**Exercise instructions:** Without the pictures, return each record as it appears.

Dataset items:
___

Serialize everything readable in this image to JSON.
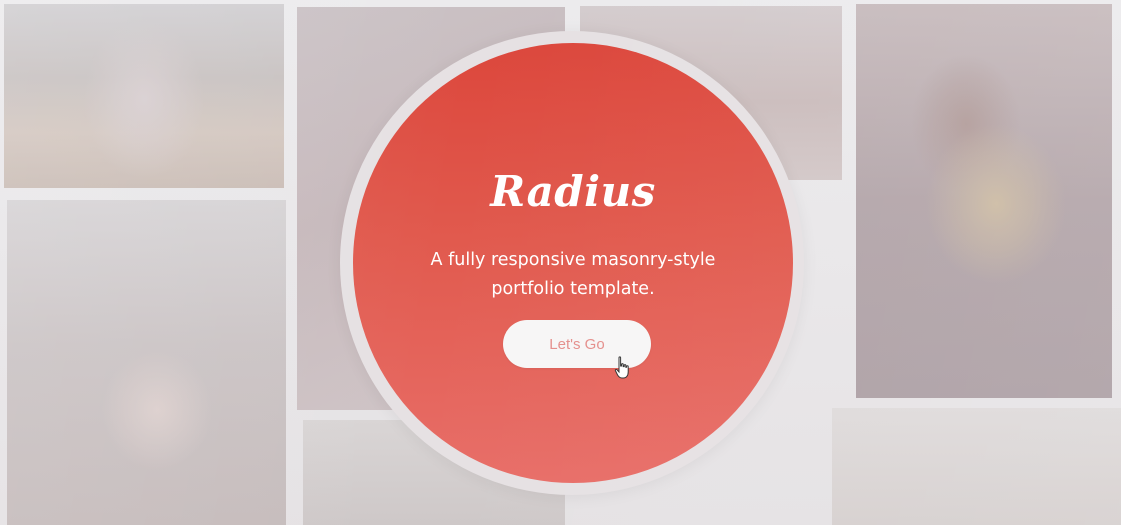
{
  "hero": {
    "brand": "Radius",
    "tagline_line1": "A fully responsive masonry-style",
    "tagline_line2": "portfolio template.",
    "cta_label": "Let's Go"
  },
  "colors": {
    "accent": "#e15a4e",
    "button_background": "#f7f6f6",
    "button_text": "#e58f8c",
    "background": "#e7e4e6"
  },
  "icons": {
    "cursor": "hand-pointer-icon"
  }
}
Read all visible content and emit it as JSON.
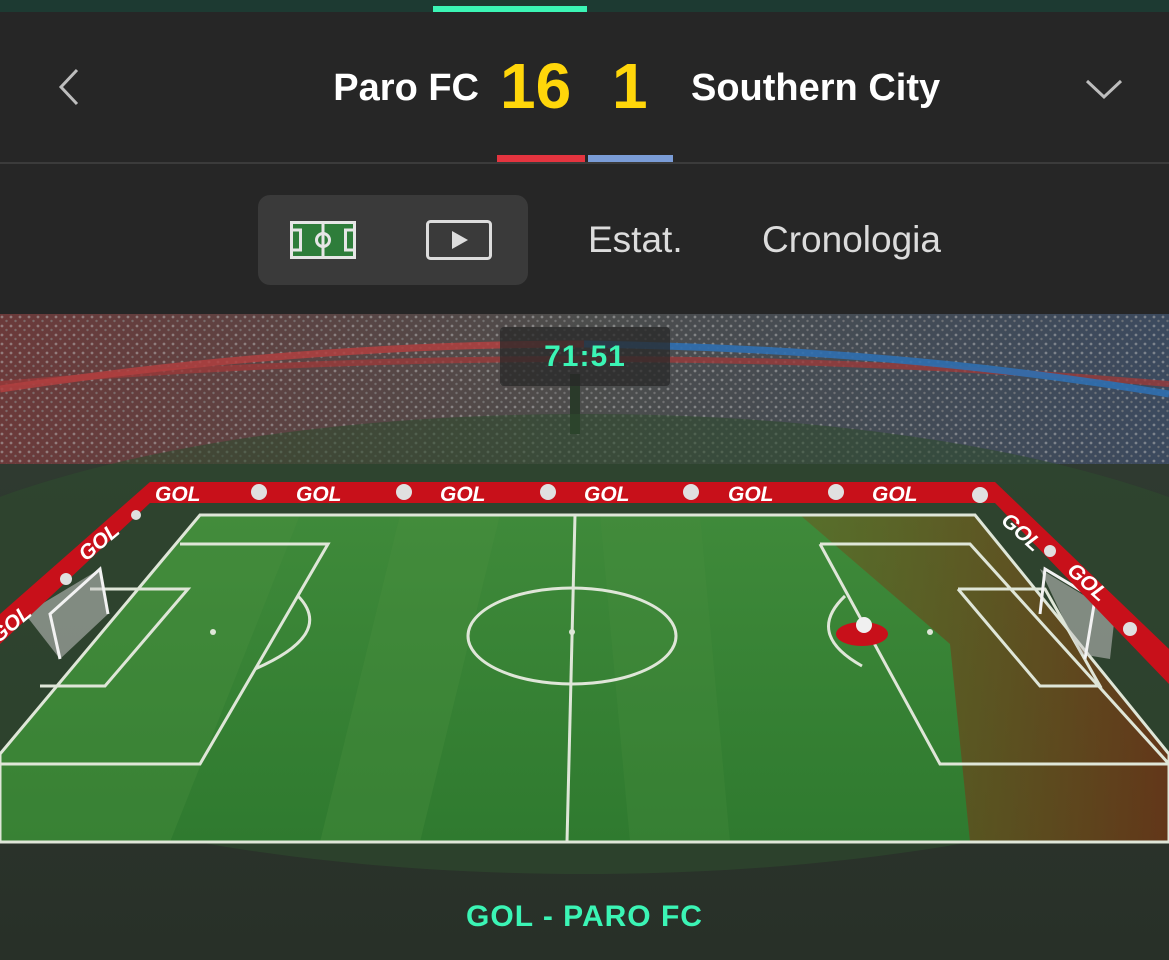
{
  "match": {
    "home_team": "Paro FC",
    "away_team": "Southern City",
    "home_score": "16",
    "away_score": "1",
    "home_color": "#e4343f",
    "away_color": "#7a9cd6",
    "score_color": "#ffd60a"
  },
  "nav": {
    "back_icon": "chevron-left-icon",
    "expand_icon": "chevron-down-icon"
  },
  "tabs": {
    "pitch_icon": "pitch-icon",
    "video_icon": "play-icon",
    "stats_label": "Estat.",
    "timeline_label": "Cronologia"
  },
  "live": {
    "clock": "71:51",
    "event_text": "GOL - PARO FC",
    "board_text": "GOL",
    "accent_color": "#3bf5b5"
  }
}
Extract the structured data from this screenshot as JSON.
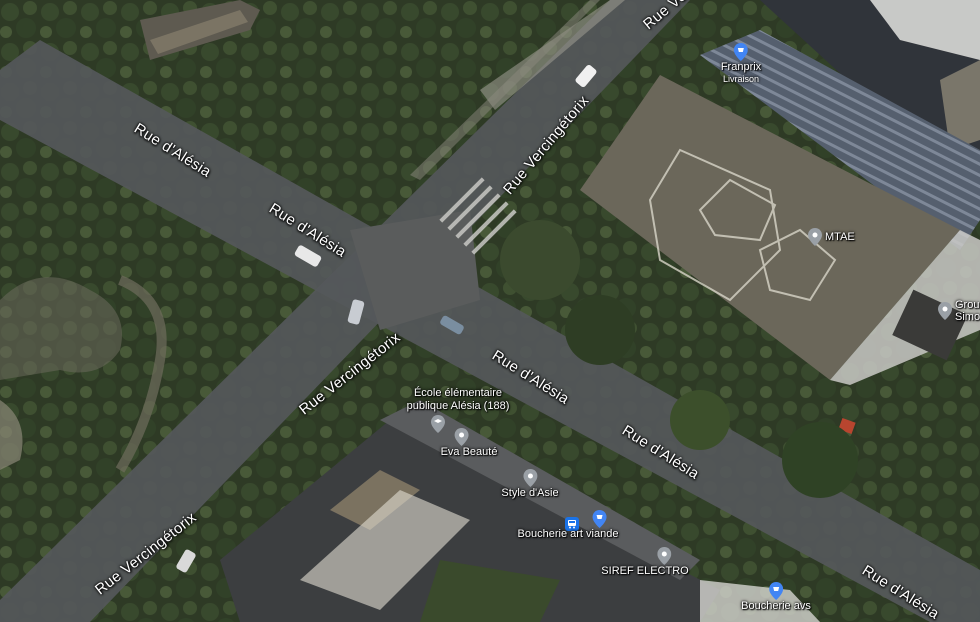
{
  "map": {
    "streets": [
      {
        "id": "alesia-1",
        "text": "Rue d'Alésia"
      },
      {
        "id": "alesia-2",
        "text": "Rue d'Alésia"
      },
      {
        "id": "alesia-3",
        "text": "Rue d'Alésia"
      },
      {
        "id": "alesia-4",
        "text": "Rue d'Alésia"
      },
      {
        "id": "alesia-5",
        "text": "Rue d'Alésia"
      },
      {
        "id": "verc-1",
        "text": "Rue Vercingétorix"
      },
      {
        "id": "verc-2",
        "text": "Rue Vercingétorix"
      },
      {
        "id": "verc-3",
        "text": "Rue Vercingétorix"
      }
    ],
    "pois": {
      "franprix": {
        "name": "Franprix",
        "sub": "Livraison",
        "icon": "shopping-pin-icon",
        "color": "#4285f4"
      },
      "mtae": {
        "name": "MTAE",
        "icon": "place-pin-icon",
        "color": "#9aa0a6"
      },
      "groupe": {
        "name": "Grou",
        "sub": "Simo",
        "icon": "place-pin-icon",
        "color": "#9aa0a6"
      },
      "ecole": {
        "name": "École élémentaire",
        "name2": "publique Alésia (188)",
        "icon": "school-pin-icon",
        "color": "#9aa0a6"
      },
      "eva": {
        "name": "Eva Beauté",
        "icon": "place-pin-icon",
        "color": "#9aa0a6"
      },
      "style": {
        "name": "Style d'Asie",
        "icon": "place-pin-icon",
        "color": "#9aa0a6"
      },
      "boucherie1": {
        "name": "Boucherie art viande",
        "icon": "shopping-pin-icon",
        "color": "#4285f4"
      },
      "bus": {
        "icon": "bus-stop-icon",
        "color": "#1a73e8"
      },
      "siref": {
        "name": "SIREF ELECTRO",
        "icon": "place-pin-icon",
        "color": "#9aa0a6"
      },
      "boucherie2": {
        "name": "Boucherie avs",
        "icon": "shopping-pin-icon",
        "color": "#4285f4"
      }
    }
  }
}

___

**Solution for this exercise:**
Serialize everything readable in this image to JSON.
{
  "hero": {
    "brand": "Radius",
    "tagline_line1": "A fully responsive masonry-style",
    "tagline_line2": "portfolio template.",
    "cta_label": "Let's Go"
  },
  "colors": {
    "accent": "#e15a4e",
    "button_background": "#f7f6f6",
    "button_text": "#e58f8c",
    "background": "#e7e4e6"
  },
  "icons": {
    "cursor": "hand-pointer-icon"
  }
}
Read all visible content and emit it as JSON.
{
  "match": {
    "home_team": "Paro FC",
    "away_team": "Southern City",
    "home_score": "16",
    "away_score": "1",
    "home_color": "#e4343f",
    "away_color": "#7a9cd6",
    "score_color": "#ffd60a"
  },
  "nav": {
    "back_icon": "chevron-left-icon",
    "expand_icon": "chevron-down-icon"
  },
  "tabs": {
    "pitch_icon": "pitch-icon",
    "video_icon": "play-icon",
    "stats_label": "Estat.",
    "timeline_label": "Cronologia"
  },
  "live": {
    "clock": "71:51",
    "event_text": "GOL - PARO FC",
    "board_text": "GOL",
    "accent_color": "#3bf5b5"
  }
}
Extract the structured data from this screenshot as JSON.
{
  "map": {
    "streets": [
      {
        "id": "alesia-1",
        "text": "Rue d'Alésia"
      },
      {
        "id": "alesia-2",
        "text": "Rue d'Alésia"
      },
      {
        "id": "alesia-3",
        "text": "Rue d'Alésia"
      },
      {
        "id": "alesia-4",
        "text": "Rue d'Alésia"
      },
      {
        "id": "alesia-5",
        "text": "Rue d'Alésia"
      },
      {
        "id": "verc-1",
        "text": "Rue Vercingétorix"
      },
      {
        "id": "verc-2",
        "text": "Rue Vercingétorix"
      },
      {
        "id": "verc-3",
        "text": "Rue Vercingétorix"
      }
    ],
    "pois": {
      "franprix": {
        "name": "Franprix",
        "sub": "Livraison",
        "icon": "shopping-pin-icon",
        "color": "#4285f4"
      },
      "mtae": {
        "name": "MTAE",
        "icon": "place-pin-icon",
        "color": "#9aa0a6"
      },
      "groupe": {
        "name": "Grou",
        "sub": "Simo",
        "icon": "place-pin-icon",
        "color": "#9aa0a6"
      },
      "ecole": {
        "name": "École élémentaire",
        "name2": "publique Alésia (188)",
        "icon": "school-pin-icon",
        "color": "#9aa0a6"
      },
      "eva": {
        "name": "Eva Beauté",
        "icon": "place-pin-icon",
        "color": "#9aa0a6"
      },
      "style": {
        "name": "Style d'Asie",
        "icon": "place-pin-icon",
        "color": "#9aa0a6"
      },
      "boucherie1": {
        "name": "Boucherie art viande",
        "icon": "shopping-pin-icon",
        "color": "#4285f4"
      },
      "bus": {
        "icon": "bus-stop-icon",
        "color": "#1a73e8"
      },
      "siref": {
        "name": "SIREF ELECTRO",
        "icon": "place-pin-icon",
        "color": "#9aa0a6"
      },
      "boucherie2": {
        "name": "Boucherie avs",
        "icon": "shopping-pin-icon",
        "color": "#4285f4"
      }
    }
  }
}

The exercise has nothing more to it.